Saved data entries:
==============================

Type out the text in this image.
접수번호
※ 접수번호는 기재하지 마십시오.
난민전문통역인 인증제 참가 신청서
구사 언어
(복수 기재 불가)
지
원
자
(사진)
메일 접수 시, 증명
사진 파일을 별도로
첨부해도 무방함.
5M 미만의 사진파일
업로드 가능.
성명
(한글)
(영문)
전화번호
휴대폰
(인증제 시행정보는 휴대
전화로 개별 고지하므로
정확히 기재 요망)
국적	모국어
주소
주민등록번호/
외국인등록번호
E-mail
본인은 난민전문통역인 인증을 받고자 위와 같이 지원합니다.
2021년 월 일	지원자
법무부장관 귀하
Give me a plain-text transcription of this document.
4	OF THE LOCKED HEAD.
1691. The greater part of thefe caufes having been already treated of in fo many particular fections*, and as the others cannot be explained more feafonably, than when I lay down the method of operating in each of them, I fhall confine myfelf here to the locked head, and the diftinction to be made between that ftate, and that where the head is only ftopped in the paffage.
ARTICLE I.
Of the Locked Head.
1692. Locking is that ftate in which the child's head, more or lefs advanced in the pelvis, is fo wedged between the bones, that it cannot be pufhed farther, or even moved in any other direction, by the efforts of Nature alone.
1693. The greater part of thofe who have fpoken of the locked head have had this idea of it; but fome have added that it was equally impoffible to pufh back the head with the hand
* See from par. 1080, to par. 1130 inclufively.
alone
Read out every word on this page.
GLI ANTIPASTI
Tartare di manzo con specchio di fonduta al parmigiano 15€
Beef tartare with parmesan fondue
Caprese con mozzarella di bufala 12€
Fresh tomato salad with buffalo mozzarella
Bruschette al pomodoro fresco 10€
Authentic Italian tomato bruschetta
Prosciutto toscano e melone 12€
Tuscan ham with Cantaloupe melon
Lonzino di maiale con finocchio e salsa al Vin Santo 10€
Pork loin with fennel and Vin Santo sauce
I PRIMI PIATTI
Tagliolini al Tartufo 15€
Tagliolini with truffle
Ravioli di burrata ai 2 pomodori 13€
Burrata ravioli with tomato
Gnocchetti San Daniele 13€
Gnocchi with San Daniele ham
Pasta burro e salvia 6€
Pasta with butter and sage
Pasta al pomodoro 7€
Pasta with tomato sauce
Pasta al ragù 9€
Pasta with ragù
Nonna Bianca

==============================

— Exercise details —
Show every line of the records above that contains the word "sauce".

— Right answer —
Pork loin with fennel and Vin Santo sauce
Pasta with tomato sauce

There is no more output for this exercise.